§ **Data in this exercise**:

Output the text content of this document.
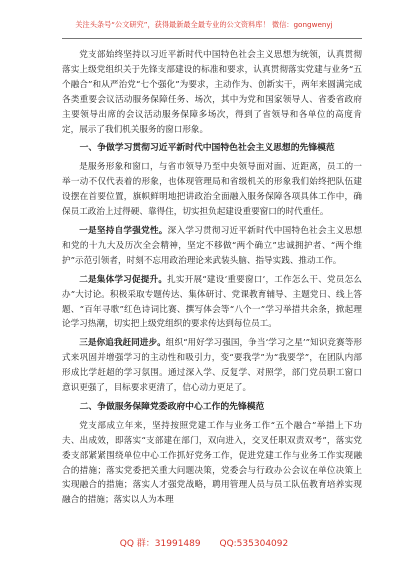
关注头条号“公文研究”，获得最新最全最专业的公文资料库！ 微信：gongwenyj

党支部始终坚持以习近平新时代中国特色社会主义思想为统领，认真贯彻落实上级党组织关于先锋支部建设的标准和要求，认真贯彻落实党建与业务“五个融合”和从严治党“七个强化”为要求，主动作为、创新实干，两年来圆满完成各类重要会议活动服务保障任务、场次，其中为党和国家领导人、省委省政府主要领导出席的会议活动服务保障多场次，得到了省领导和各单位的高度肯定，展示了我们机关服务的窗口形象。

一、争做学习贯彻习近平新时代中国特色社会主义思想的先锋模范

是服务形象和窗口，与省市领导乃至中央领导面对面、近距离，员工的一举一动不仅代表着的形象，也体现管理局和省级机关的形象我们始终把队伍建设摆在首要位置，旗帜鲜明地把讲政治全面融入服务保障各项具体工作中，确保员工政治上过得硬、靠得住，切实担负起建设重要窗口的时代重任。

一是坚持自学强党性。深入学习贯彻习近平新时代中国特色社会主义思想和党的十九大及历次全会精神，坚定不移做“两个确立”忠诚拥护者、“两个维护”示范引领者，时刻不忘用政治理论来武装头脑、指导实践、推动工作。

二是集体学习促提升。扎实开展“建设‘重要窗口’，工作怎么干、党员怎么办”大讨论。积极采取专题传达、集体研讨、党课教育辅导、主题党日、线上答题、“百年寻歌”红色诗词比赛、撰写体会等“八个一”学习举措共余条，掀起理论学习热潮，切实把上级党组织的要求传达到每位员工。

三是你追我赶同进步。组织“用好学习强国，争当‘学习之星’”知识竞赛等形式来巩固并增强学习的主动性和吸引力，变“要我学”为“我要学”，在团队内部形成比学赶超的学习氛围。通过深入学、反复学、对照学，部门党员职工窗口意识更强了，目标要求更清了，信心动力更足了。

二、争做服务保障党委政府中心工作的先锋模范

党支部成立年来，坚持按照党建工作与业务工作“五个融合”举措上下功夫、出成效，即落实“支部建在部门，双向进入，交叉任职双责双考”，落实党委支部紧紧围绕单位中心工作抓好党务工作，促进党建工作与业务工作实现融合的措施；落实党委把关重大问题决策，党委会与行政办公会议在单位决策上实现融合的措施；落实人才强党战略，聘用管理人员与员工队伍教育培养实现融合的措施；落实以人为本理

QQ 群：31991489 QQ:535304092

§ **Written request**:
Copy out the lines in which the string "五个融合" appears.

§ **Answer to this exercise**:
党支部始终坚持以习近平新时代中国特色社会主义思想为统领，认真贯彻落实上级党组织关于先锋支部建设的标准和要求，认真贯彻落实党建与业务“五个融合”和从严治党“七个强化”为要求，主动作为、创新实干，两年来圆满完成各类重要会议活动服务保障任务、场次，其中为党和国家领导人、省委省政府主要领导出席的会议活动服务保障多场次，得到了省领导和各单位的高度肯定，展示了我们机关服务的窗口形象。
党支部成立年来，坚持按照党建工作与业务工作“五个融合”举措上下功夫、出成效，即落实“支部建在部门，双向进入，交叉任职双责双考”，落实党委支部紧紧围绕单位中心工作抓好党务工作，促进党建工作与业务工作实现融合的措施；落实党委把关重大问题决策，党委会与行政办公会议在单位决策上实现融合的措施；落实人才强党战略，聘用管理人员与员工队伍教育培养实现融合的措施；落实以人为本理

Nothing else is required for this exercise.